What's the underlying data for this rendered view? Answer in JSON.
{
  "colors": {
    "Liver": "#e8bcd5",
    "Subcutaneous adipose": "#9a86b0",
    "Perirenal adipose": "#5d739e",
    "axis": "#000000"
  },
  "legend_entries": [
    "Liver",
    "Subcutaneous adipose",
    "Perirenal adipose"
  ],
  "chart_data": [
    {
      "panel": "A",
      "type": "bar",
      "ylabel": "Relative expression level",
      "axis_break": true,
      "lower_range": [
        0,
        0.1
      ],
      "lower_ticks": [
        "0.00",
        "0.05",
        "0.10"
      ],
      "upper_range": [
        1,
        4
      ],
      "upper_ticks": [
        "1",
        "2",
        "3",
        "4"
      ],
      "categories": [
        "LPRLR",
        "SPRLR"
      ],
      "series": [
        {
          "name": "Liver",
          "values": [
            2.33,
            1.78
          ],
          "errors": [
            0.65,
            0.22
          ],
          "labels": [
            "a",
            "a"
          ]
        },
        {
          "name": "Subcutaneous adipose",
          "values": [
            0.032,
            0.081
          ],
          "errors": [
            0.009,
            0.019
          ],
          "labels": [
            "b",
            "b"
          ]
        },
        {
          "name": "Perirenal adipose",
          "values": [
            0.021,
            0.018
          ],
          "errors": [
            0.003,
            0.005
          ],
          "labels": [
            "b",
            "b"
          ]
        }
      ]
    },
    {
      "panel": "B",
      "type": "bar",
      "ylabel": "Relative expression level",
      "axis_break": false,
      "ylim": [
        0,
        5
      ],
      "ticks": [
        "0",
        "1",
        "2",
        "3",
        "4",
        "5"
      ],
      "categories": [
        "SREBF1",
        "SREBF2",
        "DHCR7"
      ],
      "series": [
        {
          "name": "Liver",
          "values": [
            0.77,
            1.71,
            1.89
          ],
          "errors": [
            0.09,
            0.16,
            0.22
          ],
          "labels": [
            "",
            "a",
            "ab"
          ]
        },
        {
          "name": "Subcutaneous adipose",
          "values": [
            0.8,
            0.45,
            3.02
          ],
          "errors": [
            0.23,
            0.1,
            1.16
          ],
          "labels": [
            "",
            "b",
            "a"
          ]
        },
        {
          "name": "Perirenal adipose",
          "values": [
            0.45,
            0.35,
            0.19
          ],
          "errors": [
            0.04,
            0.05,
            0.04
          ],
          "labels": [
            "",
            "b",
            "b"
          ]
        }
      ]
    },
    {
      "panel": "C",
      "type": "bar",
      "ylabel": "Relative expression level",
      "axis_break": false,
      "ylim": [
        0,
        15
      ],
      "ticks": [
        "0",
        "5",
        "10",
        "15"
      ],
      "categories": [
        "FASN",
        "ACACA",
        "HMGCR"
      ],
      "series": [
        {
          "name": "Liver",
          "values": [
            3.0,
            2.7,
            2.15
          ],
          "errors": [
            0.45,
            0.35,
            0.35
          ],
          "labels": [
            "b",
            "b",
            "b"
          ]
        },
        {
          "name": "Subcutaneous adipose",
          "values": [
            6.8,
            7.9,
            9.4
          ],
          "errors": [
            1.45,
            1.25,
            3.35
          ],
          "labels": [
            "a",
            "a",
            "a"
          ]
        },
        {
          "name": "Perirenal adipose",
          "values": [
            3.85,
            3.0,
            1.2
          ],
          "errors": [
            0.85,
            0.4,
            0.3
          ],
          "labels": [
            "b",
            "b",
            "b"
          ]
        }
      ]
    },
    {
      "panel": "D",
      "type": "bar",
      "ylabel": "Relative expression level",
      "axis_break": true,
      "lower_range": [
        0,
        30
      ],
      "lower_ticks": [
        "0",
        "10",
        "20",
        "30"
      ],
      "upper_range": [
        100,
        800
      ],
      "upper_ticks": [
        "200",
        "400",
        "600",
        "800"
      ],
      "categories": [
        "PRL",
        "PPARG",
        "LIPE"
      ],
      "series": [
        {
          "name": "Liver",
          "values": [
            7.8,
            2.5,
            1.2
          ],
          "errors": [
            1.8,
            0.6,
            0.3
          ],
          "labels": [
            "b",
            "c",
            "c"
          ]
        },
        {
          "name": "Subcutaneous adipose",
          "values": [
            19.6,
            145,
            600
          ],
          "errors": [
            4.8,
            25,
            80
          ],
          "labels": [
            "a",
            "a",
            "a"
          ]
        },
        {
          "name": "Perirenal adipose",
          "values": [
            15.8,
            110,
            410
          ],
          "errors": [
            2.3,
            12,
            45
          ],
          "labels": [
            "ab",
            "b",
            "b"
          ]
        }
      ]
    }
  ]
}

• Exercise
Print the whole listing again, exactly.

• Result of this task
What's the underlying data for this rendered view? Answer in JSON.
{
  "colors": {
    "Liver": "#e8bcd5",
    "Subcutaneous adipose": "#9a86b0",
    "Perirenal adipose": "#5d739e",
    "axis": "#000000"
  },
  "legend_entries": [
    "Liver",
    "Subcutaneous adipose",
    "Perirenal adipose"
  ],
  "chart_data": [
    {
      "panel": "A",
      "type": "bar",
      "ylabel": "Relative expression level",
      "axis_break": true,
      "lower_range": [
        0,
        0.1
      ],
      "lower_ticks": [
        "0.00",
        "0.05",
        "0.10"
      ],
      "upper_range": [
        1,
        4
      ],
      "upper_ticks": [
        "1",
        "2",
        "3",
        "4"
      ],
      "categories": [
        "LPRLR",
        "SPRLR"
      ],
      "series": [
        {
          "name": "Liver",
          "values": [
            2.33,
            1.78
          ],
          "errors": [
            0.65,
            0.22
          ],
          "labels": [
            "a",
            "a"
          ]
        },
        {
          "name": "Subcutaneous adipose",
          "values": [
            0.032,
            0.081
          ],
          "errors": [
            0.009,
            0.019
          ],
          "labels": [
            "b",
            "b"
          ]
        },
        {
          "name": "Perirenal adipose",
          "values": [
            0.021,
            0.018
          ],
          "errors": [
            0.003,
            0.005
          ],
          "labels": [
            "b",
            "b"
          ]
        }
      ]
    },
    {
      "panel": "B",
      "type": "bar",
      "ylabel": "Relative expression level",
      "axis_break": false,
      "ylim": [
        0,
        5
      ],
      "ticks": [
        "0",
        "1",
        "2",
        "3",
        "4",
        "5"
      ],
      "categories": [
        "SREBF1",
        "SREBF2",
        "DHCR7"
      ],
      "series": [
        {
          "name": "Liver",
          "values": [
            0.77,
            1.71,
            1.89
          ],
          "errors": [
            0.09,
            0.16,
            0.22
          ],
          "labels": [
            "",
            "a",
            "ab"
          ]
        },
        {
          "name": "Subcutaneous adipose",
          "values": [
            0.8,
            0.45,
            3.02
          ],
          "errors": [
            0.23,
            0.1,
            1.16
          ],
          "labels": [
            "",
            "b",
            "a"
          ]
        },
        {
          "name": "Perirenal adipose",
          "values": [
            0.45,
            0.35,
            0.19
          ],
          "errors": [
            0.04,
            0.05,
            0.04
          ],
          "labels": [
            "",
            "b",
            "b"
          ]
        }
      ]
    },
    {
      "panel": "C",
      "type": "bar",
      "ylabel": "Relative expression level",
      "axis_break": false,
      "ylim": [
        0,
        15
      ],
      "ticks": [
        "0",
        "5",
        "10",
        "15"
      ],
      "categories": [
        "FASN",
        "ACACA",
        "HMGCR"
      ],
      "series": [
        {
          "name": "Liver",
          "values": [
            3.0,
            2.7,
            2.15
          ],
          "errors": [
            0.45,
            0.35,
            0.35
          ],
          "labels": [
            "b",
            "b",
            "b"
          ]
        },
        {
          "name": "Subcutaneous adipose",
          "values": [
            6.8,
            7.9,
            9.4
          ],
          "errors": [
            1.45,
            1.25,
            3.35
          ],
          "labels": [
            "a",
            "a",
            "a"
          ]
        },
        {
          "name": "Perirenal adipose",
          "values": [
            3.85,
            3.0,
            1.2
          ],
          "errors": [
            0.85,
            0.4,
            0.3
          ],
          "labels": [
            "b",
            "b",
            "b"
          ]
        }
      ]
    },
    {
      "panel": "D",
      "type": "bar",
      "ylabel": "Relative expression level",
      "axis_break": true,
      "lower_range": [
        0,
        30
      ],
      "lower_ticks": [
        "0",
        "10",
        "20",
        "30"
      ],
      "upper_range": [
        100,
        800
      ],
      "upper_ticks": [
        "200",
        "400",
        "600",
        "800"
      ],
      "categories": [
        "PRL",
        "PPARG",
        "LIPE"
      ],
      "series": [
        {
          "name": "Liver",
          "values": [
            7.8,
            2.5,
            1.2
          ],
          "errors": [
            1.8,
            0.6,
            0.3
          ],
          "labels": [
            "b",
            "c",
            "c"
          ]
        },
        {
          "name": "Subcutaneous adipose",
          "values": [
            19.6,
            145,
            600
          ],
          "errors": [
            4.8,
            25,
            80
          ],
          "labels": [
            "a",
            "a",
            "a"
          ]
        },
        {
          "name": "Perirenal adipose",
          "values": [
            15.8,
            110,
            410
          ],
          "errors": [
            2.3,
            12,
            45
          ],
          "labels": [
            "ab",
            "b",
            "b"
          ]
        }
      ]
    }
  ]
}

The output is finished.